──────── DATA LINES

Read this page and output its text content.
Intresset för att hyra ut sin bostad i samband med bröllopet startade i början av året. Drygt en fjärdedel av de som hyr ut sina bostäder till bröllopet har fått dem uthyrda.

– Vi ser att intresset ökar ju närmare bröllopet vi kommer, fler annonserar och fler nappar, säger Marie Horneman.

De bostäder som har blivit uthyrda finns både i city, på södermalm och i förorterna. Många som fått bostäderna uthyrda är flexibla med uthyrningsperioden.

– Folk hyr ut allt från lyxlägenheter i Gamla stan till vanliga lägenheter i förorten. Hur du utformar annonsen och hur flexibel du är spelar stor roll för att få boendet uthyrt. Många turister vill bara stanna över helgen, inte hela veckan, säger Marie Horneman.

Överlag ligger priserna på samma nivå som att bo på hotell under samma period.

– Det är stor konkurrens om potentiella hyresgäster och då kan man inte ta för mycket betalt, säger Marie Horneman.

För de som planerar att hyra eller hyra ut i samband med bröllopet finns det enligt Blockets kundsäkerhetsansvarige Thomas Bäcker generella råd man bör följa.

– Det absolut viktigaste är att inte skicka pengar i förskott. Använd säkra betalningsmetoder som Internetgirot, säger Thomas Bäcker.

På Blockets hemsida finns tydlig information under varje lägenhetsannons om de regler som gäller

────────────────

WHAT TO PRODUCE: Give the complete listing a second time, exactly as it reads.

EXERCISE RESPONSE:
Read this page and output its text content.
Intresset för att hyra ut sin bostad i samband med bröllopet startade i början av året. Drygt en fjärdedel av de som hyr ut sina bostäder till bröllopet har fått dem uthyrda.

– Vi ser att intresset ökar ju närmare bröllopet vi kommer, fler annonserar och fler nappar, säger Marie Horneman.

De bostäder som har blivit uthyrda finns både i city, på södermalm och i förorterna. Många som fått bostäderna uthyrda är flexibla med uthyrningsperioden.

– Folk hyr ut allt från lyxlägenheter i Gamla stan till vanliga lägenheter i förorten. Hur du utformar annonsen och hur flexibel du är spelar stor roll för att få boendet uthyrt. Många turister vill bara stanna över helgen, inte hela veckan, säger Marie Horneman.

Överlag ligger priserna på samma nivå som att bo på hotell under samma period.

– Det är stor konkurrens om potentiella hyresgäster och då kan man inte ta för mycket betalt, säger Marie Horneman.

För de som planerar att hyra eller hyra ut i samband med bröllopet finns det enligt Blockets kundsäkerhetsansvarige Thomas Bäcker generella råd man bör följa.

– Det absolut viktigaste är att inte skicka pengar i förskott. Använd säkra betalningsmetoder som Internetgirot, säger Thomas Bäcker.

På Blockets hemsida finns tydlig information under varje lägenhetsannons om de regler som gäller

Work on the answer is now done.